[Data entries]
Begin
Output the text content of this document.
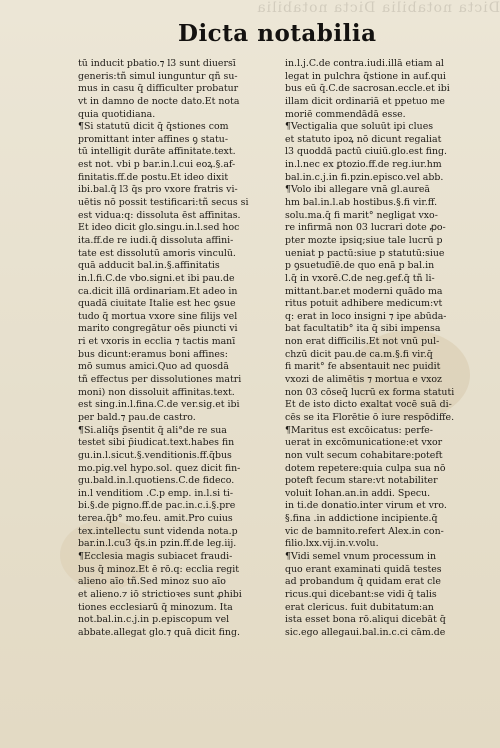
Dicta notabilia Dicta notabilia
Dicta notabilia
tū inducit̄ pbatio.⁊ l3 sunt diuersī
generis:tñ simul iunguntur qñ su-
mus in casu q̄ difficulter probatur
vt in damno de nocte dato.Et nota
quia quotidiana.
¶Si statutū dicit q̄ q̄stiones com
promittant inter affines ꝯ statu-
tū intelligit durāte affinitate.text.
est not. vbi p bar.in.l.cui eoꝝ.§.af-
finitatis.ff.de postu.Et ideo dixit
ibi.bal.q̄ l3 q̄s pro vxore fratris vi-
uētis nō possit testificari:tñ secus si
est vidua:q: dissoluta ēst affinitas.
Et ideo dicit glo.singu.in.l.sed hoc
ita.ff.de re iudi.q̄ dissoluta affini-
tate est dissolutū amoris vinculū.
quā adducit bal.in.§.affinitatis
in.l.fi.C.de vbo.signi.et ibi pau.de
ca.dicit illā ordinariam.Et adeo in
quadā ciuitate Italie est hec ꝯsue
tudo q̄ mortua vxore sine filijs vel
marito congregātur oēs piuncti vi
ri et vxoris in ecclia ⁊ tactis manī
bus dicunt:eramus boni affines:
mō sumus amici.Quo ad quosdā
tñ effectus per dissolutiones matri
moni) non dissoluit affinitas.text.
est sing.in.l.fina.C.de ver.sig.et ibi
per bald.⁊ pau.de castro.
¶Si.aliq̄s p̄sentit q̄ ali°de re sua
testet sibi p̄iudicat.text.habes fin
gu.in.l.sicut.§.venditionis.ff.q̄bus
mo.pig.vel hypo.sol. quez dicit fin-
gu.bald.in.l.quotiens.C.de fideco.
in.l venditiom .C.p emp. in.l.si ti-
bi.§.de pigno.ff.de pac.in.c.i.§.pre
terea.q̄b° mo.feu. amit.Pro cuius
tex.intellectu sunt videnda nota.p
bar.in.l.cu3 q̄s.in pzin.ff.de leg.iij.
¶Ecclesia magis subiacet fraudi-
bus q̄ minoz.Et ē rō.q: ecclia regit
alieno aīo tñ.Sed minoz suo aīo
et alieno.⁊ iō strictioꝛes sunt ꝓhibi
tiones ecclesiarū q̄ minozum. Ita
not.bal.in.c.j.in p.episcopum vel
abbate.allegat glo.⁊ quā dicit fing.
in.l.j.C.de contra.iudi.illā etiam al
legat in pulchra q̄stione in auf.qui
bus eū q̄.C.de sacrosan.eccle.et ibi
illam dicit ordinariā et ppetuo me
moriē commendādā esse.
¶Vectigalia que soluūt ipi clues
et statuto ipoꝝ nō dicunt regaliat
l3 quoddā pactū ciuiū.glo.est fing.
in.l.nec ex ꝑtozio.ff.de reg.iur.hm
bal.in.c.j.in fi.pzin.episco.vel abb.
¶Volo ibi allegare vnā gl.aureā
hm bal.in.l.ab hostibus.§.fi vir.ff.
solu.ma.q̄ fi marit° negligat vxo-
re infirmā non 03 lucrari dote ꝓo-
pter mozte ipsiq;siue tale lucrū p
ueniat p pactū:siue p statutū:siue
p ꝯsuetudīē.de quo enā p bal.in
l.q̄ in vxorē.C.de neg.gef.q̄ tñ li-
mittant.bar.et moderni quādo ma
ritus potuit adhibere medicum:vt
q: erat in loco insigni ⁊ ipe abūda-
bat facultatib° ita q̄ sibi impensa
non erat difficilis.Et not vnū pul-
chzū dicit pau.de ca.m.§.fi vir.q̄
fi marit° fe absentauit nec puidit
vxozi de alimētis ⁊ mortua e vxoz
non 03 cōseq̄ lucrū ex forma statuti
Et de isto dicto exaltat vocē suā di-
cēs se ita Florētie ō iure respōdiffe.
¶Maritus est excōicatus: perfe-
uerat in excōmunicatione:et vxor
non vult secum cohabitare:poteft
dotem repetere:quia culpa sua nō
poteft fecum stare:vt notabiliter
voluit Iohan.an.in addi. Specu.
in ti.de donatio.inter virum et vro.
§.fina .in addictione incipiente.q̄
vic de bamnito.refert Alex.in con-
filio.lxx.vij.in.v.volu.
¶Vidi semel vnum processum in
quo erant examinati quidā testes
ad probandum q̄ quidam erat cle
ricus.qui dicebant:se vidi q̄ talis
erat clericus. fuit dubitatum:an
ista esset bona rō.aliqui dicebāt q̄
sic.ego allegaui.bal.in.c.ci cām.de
End
*Problem requirements*.
Quote the records in full and exactly; skip any image.

*Answer for this exercise*.
Output the text content of this document.
Dicta notabilia Dicta notabilia
Dicta notabilia
tū inducit̄ pbatio.⁊ l3 sunt diuersī
generis:tñ simul iunguntur qñ su-
mus in casu q̄ difficulter probatur
vt in damno de nocte dato.Et nota
quia quotidiana.
¶Si statutū dicit q̄ q̄stiones com
promittant inter affines ꝯ statu-
tū intelligit durāte affinitate.text.
est not. vbi p bar.in.l.cui eoꝝ.§.af-
finitatis.ff.de postu.Et ideo dixit
ibi.bal.q̄ l3 q̄s pro vxore fratris vi-
uētis nō possit testificari:tñ secus si
est vidua:q: dissoluta ēst affinitas.
Et ideo dicit glo.singu.in.l.sed hoc
ita.ff.de re iudi.q̄ dissoluta affini-
tate est dissolutū amoris vinculū.
quā adducit bal.in.§.affinitatis
in.l.fi.C.de vbo.signi.et ibi pau.de
ca.dicit illā ordinariam.Et adeo in
quadā ciuitate Italie est hec ꝯsue
tudo q̄ mortua vxore sine filijs vel
marito congregātur oēs piuncti vi
ri et vxoris in ecclia ⁊ tactis manī
bus dicunt:eramus boni affines:
mō sumus amici.Quo ad quosdā
tñ effectus per dissolutiones matri
moni) non dissoluit affinitas.text.
est sing.in.l.fina.C.de ver.sig.et ibi
per bald.⁊ pau.de castro.
¶Si.aliq̄s p̄sentit q̄ ali°de re sua
testet sibi p̄iudicat.text.habes fin
gu.in.l.sicut.§.venditionis.ff.q̄bus
mo.pig.vel hypo.sol. quez dicit fin-
gu.bald.in.l.quotiens.C.de fideco.
in.l venditiom .C.p emp. in.l.si ti-
bi.§.de pigno.ff.de pac.in.c.i.§.pre
terea.q̄b° mo.feu. amit.Pro cuius
tex.intellectu sunt videnda nota.p
bar.in.l.cu3 q̄s.in pzin.ff.de leg.iij.
¶Ecclesia magis subiacet fraudi-
bus q̄ minoz.Et ē rō.q: ecclia regit
alieno aīo tñ.Sed minoz suo aīo
et alieno.⁊ iō strictioꝛes sunt ꝓhibi
tiones ecclesiarū q̄ minozum. Ita
not.bal.in.c.j.in p.episcopum vel
abbate.allegat glo.⁊ quā dicit fing.
in.l.j.C.de contra.iudi.illā etiam al
legat in pulchra q̄stione in auf.qui
bus eū q̄.C.de sacrosan.eccle.et ibi
illam dicit ordinariā et ppetuo me
moriē commendādā esse.
¶Vectigalia que soluūt ipi clues
et statuto ipoꝝ nō dicunt regaliat
l3 quoddā pactū ciuiū.glo.est fing.
in.l.nec ex ꝑtozio.ff.de reg.iur.hm
bal.in.c.j.in fi.pzin.episco.vel abb.
¶Volo ibi allegare vnā gl.aureā
hm bal.in.l.ab hostibus.§.fi vir.ff.
solu.ma.q̄ fi marit° negligat vxo-
re infirmā non 03 lucrari dote ꝓo-
pter mozte ipsiq;siue tale lucrū p
ueniat p pactū:siue p statutū:siue
p ꝯsuetudīē.de quo enā p bal.in
l.q̄ in vxorē.C.de neg.gef.q̄ tñ li-
mittant.bar.et moderni quādo ma
ritus potuit adhibere medicum:vt
q: erat in loco insigni ⁊ ipe abūda-
bat facultatib° ita q̄ sibi impensa
non erat difficilis.Et not vnū pul-
chzū dicit pau.de ca.m.§.fi vir.q̄
fi marit° fe absentauit nec puidit
vxozi de alimētis ⁊ mortua e vxoz
non 03 cōseq̄ lucrū ex forma statuti
Et de isto dicto exaltat vocē suā di-
cēs se ita Florētie ō iure respōdiffe.
¶Maritus est excōicatus: perfe-
uerat in excōmunicatione:et vxor
non vult secum cohabitare:poteft
dotem repetere:quia culpa sua nō
poteft fecum stare:vt notabiliter
voluit Iohan.an.in addi. Specu.
in ti.de donatio.inter virum et vro.
§.fina .in addictione incipiente.q̄
vic de bamnito.refert Alex.in con-
filio.lxx.vij.in.v.volu.
¶Vidi semel vnum processum in
quo erant examinati quidā testes
ad probandum q̄ quidam erat cle
ricus.qui dicebant:se vidi q̄ talis
erat clericus. fuit dubitatum:an
ista esset bona rō.aliqui dicebāt q̄
sic.ego allegaui.bal.in.c.ci cām.de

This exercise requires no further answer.